Look for the string "this" in the lines and copy each line that has it.
┌─ Raw records
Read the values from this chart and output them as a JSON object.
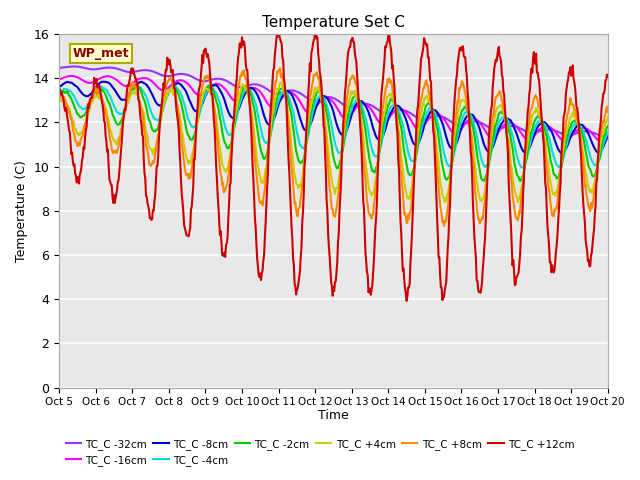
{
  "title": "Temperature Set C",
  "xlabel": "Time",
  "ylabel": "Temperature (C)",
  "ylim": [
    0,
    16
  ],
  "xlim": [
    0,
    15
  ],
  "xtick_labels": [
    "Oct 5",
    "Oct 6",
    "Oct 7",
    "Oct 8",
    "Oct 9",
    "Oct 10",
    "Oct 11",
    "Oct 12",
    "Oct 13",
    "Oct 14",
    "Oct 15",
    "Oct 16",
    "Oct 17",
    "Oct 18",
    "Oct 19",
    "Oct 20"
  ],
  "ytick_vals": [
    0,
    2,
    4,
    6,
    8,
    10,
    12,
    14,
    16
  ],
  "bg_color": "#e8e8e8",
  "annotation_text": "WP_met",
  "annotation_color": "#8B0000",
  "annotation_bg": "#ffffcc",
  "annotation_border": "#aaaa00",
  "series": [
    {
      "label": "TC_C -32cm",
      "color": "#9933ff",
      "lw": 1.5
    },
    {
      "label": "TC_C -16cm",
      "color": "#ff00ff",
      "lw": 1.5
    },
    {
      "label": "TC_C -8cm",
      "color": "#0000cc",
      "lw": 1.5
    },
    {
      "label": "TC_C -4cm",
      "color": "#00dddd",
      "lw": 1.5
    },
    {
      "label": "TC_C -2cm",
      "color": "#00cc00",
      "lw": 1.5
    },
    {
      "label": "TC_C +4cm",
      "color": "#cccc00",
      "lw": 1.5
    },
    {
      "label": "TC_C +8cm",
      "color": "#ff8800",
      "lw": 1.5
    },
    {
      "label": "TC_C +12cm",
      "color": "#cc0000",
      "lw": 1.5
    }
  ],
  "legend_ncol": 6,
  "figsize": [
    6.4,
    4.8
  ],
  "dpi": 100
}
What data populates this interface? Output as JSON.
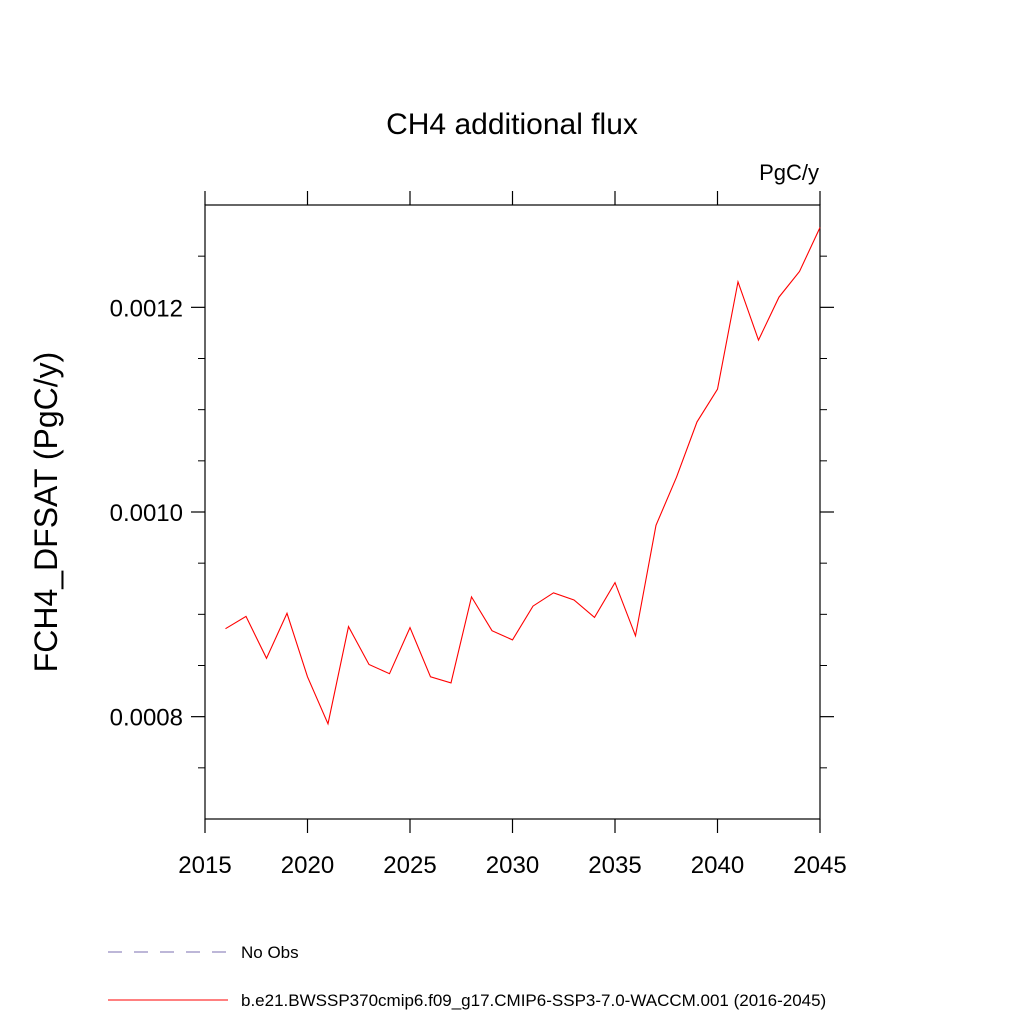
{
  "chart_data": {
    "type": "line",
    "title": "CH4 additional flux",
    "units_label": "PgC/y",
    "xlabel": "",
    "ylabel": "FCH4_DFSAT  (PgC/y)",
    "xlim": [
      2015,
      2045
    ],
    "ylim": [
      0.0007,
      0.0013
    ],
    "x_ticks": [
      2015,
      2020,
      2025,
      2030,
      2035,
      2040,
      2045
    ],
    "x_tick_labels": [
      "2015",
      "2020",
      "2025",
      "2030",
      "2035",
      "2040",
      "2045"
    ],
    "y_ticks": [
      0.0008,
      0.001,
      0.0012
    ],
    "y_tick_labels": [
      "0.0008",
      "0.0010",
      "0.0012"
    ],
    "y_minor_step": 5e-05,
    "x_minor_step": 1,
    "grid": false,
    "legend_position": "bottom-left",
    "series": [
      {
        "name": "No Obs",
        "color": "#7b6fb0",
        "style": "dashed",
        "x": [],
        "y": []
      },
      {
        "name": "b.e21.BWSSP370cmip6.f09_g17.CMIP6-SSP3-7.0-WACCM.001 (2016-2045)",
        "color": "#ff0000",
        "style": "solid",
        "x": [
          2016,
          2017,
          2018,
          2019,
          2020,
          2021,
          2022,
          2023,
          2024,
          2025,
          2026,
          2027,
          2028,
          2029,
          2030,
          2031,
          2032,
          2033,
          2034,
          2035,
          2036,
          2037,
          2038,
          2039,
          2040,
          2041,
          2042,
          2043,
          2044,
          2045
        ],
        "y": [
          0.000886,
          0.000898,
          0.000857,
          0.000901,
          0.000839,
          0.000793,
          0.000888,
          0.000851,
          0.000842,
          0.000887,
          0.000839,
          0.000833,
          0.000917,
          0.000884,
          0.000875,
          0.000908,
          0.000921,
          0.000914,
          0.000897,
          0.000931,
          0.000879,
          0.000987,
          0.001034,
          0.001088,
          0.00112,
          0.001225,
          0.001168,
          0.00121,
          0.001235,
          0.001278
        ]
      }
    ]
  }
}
└─
- **Complete response**
Read the values from this chart and output them as a JSON object.
What data populates this interface? Output as JSON.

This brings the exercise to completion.